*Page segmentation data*
============================================================
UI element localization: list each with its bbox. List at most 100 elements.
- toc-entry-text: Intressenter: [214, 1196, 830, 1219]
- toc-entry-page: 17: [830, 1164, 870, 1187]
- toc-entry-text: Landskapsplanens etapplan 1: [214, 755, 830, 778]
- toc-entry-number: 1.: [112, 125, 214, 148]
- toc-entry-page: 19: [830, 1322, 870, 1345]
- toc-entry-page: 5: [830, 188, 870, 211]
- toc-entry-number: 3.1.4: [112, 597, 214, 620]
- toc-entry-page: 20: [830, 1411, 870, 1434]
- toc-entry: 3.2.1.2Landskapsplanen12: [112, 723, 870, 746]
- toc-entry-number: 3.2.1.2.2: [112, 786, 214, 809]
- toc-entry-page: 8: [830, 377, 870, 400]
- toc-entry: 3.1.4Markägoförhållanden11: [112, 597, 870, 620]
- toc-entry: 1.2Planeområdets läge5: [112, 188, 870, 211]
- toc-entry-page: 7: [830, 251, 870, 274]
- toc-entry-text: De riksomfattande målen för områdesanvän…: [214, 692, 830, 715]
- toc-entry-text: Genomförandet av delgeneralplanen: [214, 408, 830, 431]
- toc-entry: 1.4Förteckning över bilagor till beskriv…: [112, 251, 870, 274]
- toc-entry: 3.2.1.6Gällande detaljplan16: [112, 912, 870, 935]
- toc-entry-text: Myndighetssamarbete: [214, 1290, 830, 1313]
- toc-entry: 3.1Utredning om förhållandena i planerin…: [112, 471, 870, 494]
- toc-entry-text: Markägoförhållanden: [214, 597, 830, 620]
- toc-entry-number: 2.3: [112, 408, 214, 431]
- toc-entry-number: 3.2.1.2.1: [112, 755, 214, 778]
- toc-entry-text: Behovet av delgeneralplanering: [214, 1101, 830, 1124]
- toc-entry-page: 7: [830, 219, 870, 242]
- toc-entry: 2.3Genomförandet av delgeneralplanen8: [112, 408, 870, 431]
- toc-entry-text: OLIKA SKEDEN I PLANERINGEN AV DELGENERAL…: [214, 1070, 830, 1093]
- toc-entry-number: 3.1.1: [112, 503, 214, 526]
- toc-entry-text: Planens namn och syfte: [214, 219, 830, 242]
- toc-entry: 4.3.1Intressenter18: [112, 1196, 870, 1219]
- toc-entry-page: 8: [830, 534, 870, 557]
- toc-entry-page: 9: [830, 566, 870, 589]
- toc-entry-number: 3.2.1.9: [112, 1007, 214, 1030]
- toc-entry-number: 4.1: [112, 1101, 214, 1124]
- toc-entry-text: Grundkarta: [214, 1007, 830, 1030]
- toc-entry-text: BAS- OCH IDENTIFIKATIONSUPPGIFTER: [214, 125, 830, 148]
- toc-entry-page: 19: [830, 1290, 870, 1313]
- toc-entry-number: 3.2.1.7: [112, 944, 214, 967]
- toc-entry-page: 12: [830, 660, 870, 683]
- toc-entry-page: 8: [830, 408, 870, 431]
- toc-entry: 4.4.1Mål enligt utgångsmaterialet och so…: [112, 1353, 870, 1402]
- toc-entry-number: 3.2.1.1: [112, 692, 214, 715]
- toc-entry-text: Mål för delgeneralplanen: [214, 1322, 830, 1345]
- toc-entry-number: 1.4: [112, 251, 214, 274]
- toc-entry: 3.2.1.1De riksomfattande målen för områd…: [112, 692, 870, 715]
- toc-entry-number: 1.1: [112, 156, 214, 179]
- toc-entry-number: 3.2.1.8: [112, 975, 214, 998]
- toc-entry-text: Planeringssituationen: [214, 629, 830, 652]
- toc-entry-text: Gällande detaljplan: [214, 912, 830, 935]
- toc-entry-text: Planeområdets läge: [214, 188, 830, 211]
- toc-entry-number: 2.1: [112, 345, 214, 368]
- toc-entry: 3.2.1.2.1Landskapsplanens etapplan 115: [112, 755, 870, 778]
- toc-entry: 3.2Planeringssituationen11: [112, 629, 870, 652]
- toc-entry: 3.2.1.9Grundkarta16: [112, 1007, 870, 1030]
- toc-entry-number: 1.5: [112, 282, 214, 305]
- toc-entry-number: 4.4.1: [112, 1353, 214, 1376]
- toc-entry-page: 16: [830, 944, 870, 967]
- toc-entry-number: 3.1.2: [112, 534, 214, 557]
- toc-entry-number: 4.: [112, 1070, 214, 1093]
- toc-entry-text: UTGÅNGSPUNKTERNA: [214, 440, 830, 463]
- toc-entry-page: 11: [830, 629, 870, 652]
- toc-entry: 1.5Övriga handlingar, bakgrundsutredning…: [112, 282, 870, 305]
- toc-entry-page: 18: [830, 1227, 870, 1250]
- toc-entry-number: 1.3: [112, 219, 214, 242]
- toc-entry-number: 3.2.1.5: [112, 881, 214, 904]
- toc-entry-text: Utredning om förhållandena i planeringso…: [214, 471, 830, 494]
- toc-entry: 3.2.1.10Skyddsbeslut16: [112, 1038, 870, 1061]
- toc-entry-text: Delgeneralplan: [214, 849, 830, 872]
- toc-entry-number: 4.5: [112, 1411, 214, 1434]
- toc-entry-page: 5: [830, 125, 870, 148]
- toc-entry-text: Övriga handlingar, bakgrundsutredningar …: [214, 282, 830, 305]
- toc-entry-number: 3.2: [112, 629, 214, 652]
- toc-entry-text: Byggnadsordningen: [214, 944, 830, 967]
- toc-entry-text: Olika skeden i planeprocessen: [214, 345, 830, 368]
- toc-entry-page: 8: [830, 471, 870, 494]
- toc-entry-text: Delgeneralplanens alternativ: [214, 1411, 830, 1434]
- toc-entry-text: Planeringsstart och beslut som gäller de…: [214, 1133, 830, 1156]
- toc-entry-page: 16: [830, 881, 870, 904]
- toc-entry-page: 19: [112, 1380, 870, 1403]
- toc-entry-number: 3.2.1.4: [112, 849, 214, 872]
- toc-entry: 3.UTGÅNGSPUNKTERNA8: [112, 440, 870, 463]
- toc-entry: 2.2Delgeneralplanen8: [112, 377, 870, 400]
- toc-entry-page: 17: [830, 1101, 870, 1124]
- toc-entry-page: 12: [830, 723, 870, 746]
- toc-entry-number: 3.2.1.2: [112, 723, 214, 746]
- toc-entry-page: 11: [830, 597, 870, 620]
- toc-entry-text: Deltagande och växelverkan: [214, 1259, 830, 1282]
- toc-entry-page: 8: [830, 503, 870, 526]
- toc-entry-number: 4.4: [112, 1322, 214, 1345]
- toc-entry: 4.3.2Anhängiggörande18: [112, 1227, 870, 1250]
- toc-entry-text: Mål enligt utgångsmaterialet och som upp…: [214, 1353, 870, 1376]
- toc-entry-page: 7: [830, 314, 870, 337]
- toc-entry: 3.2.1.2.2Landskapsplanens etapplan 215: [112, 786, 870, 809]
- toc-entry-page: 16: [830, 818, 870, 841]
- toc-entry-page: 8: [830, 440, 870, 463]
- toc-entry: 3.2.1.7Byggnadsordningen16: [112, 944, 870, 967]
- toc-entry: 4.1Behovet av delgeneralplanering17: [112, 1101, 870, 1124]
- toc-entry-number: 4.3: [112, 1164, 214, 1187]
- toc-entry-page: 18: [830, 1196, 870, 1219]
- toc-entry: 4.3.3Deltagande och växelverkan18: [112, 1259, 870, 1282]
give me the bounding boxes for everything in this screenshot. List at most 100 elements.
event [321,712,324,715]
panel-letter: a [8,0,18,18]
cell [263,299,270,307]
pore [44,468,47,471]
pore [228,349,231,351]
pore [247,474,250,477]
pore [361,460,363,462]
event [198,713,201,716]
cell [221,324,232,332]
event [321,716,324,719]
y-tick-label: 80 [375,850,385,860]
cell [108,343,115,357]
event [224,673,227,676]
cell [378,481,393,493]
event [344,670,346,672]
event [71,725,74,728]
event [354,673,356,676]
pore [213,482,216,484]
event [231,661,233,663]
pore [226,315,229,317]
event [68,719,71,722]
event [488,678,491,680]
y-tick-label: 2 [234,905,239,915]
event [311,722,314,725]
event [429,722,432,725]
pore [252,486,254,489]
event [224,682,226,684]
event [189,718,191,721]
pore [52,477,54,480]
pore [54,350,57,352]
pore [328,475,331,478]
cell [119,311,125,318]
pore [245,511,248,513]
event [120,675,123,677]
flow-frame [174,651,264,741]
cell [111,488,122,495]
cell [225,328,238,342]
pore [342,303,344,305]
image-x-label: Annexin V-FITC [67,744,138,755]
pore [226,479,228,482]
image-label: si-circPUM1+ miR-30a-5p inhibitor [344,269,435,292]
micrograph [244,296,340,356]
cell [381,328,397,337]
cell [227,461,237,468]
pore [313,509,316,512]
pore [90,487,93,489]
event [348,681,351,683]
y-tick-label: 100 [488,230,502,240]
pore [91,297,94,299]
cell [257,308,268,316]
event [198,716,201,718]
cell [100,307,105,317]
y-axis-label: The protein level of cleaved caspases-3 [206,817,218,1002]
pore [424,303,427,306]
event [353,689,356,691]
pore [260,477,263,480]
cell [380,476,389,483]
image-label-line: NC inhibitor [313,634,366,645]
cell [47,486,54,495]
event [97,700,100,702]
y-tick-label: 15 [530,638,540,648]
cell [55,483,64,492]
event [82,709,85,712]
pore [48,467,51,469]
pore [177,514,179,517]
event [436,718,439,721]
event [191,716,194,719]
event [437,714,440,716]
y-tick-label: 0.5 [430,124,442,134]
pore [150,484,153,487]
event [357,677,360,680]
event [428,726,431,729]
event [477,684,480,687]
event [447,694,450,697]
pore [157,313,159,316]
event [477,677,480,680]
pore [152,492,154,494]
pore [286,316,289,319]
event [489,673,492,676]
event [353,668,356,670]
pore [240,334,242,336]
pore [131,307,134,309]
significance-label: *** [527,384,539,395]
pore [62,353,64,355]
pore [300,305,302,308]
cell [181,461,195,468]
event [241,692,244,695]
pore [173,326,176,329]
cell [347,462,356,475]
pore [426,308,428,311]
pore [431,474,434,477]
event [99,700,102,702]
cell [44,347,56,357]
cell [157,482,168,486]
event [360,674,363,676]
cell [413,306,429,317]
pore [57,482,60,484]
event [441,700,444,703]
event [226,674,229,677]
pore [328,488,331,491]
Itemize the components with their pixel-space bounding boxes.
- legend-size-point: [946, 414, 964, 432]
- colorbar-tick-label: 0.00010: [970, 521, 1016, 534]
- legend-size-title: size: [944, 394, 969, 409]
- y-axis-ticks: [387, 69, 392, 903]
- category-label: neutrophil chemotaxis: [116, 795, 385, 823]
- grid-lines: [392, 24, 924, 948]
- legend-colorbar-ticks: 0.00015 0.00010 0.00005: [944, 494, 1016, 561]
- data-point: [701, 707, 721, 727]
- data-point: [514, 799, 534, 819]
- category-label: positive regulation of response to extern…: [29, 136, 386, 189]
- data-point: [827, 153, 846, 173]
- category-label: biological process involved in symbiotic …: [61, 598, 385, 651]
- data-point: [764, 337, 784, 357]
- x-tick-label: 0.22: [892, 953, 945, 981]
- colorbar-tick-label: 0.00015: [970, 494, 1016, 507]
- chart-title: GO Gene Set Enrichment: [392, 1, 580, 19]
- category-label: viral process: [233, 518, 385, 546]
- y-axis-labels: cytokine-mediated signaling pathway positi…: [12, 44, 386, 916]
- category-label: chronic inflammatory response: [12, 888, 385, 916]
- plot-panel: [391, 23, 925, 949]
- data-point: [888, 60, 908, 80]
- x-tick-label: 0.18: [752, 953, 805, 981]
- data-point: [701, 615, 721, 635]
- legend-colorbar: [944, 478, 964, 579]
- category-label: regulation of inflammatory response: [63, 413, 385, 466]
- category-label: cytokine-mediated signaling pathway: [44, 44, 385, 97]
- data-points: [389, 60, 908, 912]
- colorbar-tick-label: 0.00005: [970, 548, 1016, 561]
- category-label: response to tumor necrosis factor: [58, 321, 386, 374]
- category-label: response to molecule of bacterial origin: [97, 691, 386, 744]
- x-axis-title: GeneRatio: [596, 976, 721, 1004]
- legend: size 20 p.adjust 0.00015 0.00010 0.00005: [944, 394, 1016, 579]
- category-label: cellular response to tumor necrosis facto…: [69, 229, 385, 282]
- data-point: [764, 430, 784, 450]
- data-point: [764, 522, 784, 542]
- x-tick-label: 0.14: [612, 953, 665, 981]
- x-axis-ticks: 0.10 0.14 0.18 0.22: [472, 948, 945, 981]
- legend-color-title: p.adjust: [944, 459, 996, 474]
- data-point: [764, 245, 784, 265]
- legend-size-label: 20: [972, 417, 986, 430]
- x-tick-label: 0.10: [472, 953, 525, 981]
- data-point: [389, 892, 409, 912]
============================================================
*WORK TASK*
Please return every line of the records that contains the word "inhibitor".

*FINAL ANSWER*
image-label: si-circPUM1+ miR-30a-5p inhibitor [344,269,435,292]
image-label-line: NC inhibitor [313,634,366,645]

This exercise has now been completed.